:: Written task ::
In the lines below, find how many contain the word "heading" and report that figure alone.

(Stored data)
--*--

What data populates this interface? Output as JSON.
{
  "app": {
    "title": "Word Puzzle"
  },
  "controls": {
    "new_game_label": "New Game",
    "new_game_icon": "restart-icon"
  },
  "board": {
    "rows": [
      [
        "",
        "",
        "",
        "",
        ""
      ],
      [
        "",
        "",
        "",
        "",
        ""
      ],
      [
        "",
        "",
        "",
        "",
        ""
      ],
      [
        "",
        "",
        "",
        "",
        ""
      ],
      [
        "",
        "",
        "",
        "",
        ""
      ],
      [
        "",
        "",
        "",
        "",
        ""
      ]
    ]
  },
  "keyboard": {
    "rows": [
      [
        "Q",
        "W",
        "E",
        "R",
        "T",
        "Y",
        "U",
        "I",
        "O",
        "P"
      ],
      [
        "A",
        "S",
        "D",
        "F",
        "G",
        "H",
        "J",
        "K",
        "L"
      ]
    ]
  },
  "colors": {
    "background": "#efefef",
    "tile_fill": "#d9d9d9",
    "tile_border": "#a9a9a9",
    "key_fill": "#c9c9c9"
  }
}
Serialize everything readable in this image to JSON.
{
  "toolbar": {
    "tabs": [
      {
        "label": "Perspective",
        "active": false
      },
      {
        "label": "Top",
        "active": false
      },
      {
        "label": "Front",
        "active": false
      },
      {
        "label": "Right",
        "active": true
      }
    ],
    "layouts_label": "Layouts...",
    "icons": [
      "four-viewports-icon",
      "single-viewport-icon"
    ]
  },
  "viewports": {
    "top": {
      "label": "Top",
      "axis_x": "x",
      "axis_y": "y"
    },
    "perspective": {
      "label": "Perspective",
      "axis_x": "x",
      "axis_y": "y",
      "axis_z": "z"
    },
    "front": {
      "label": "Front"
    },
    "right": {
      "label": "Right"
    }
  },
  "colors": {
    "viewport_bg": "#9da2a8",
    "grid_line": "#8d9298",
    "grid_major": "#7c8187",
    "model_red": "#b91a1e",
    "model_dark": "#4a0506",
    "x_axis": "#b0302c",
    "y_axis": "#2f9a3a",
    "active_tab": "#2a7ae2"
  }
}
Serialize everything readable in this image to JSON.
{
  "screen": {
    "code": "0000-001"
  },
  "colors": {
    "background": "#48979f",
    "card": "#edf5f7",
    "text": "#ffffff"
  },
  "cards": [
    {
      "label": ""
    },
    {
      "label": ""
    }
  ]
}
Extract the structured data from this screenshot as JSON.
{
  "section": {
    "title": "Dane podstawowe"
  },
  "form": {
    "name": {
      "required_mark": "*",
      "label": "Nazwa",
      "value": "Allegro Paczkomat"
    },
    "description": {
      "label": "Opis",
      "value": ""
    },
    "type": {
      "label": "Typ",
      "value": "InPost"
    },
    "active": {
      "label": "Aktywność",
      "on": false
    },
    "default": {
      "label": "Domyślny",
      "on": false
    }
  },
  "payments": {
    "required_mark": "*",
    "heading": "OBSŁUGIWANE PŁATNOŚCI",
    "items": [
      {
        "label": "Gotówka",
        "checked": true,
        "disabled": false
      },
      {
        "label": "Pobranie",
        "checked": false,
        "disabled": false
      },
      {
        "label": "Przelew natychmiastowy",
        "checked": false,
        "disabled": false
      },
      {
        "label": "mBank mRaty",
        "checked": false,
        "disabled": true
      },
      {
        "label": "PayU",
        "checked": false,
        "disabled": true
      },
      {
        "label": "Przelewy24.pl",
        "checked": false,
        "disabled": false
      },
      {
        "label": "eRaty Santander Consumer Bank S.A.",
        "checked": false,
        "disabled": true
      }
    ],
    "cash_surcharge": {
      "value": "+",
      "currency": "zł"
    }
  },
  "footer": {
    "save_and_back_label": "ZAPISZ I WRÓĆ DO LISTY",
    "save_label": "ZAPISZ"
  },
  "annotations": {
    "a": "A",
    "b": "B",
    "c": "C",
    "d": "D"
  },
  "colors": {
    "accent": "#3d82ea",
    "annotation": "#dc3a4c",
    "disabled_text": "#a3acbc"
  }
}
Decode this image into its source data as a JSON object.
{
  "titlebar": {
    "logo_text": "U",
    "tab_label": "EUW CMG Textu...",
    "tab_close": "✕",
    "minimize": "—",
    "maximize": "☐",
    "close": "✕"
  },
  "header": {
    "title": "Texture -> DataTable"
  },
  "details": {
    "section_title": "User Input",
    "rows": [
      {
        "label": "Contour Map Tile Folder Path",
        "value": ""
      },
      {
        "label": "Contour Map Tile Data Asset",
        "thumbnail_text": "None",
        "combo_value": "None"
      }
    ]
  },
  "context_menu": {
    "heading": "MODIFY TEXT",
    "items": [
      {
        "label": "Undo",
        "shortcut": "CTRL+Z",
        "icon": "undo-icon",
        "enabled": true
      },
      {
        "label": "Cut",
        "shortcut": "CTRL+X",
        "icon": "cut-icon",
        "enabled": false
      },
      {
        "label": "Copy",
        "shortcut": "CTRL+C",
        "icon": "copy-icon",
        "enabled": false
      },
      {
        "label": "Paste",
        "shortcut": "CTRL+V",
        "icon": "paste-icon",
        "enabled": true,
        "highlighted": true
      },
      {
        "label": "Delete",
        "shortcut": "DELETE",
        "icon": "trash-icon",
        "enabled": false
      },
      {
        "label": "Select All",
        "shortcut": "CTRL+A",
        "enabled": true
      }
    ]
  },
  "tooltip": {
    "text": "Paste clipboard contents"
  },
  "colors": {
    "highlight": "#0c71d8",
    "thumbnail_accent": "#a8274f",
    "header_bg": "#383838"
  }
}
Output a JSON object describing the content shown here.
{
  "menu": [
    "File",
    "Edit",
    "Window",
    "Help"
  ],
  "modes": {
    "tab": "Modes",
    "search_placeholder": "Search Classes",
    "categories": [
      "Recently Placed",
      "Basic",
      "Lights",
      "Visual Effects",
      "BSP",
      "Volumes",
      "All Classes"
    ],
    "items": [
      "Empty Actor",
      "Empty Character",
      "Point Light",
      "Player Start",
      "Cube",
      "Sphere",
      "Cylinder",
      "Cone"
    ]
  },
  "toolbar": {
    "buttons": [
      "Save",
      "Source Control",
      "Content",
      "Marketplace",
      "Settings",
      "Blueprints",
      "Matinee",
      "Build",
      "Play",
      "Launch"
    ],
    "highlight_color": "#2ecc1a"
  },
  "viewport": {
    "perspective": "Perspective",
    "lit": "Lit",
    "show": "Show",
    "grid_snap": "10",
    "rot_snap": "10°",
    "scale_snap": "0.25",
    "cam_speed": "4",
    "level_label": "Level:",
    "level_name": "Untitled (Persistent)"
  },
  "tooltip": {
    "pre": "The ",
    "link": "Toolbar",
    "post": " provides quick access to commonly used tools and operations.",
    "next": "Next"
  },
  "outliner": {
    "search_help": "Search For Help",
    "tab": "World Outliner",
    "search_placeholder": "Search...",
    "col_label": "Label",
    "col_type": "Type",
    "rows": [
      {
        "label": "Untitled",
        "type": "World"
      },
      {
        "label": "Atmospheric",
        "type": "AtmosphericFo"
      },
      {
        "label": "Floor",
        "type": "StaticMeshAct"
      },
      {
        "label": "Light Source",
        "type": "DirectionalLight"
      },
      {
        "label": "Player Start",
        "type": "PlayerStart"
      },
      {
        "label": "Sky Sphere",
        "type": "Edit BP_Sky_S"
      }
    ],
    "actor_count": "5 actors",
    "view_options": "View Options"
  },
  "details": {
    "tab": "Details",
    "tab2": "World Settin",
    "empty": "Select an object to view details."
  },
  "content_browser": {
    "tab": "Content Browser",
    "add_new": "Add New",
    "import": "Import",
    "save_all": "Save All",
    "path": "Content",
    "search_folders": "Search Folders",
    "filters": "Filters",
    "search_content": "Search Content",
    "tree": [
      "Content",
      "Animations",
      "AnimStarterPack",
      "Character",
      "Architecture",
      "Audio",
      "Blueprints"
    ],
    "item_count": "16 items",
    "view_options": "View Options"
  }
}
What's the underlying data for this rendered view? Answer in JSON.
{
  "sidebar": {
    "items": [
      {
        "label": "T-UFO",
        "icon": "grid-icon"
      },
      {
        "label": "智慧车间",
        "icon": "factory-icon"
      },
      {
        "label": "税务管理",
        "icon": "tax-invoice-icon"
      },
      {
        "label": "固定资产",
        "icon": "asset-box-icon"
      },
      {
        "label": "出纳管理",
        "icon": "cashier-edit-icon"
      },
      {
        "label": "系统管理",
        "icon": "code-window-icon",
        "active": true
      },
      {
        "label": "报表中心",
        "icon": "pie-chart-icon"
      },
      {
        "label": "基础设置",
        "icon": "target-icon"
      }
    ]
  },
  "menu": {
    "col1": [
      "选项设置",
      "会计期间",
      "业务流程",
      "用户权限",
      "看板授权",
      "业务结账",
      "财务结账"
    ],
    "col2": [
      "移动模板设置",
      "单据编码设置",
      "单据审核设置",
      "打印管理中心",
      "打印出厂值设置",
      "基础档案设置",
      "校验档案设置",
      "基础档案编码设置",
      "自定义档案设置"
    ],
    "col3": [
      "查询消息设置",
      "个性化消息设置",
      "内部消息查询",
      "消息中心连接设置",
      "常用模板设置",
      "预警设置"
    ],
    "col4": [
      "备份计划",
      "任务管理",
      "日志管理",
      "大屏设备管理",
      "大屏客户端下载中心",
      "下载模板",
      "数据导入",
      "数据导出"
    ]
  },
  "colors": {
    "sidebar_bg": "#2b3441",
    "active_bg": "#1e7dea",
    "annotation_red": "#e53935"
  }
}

--*--

:: Solution ::
2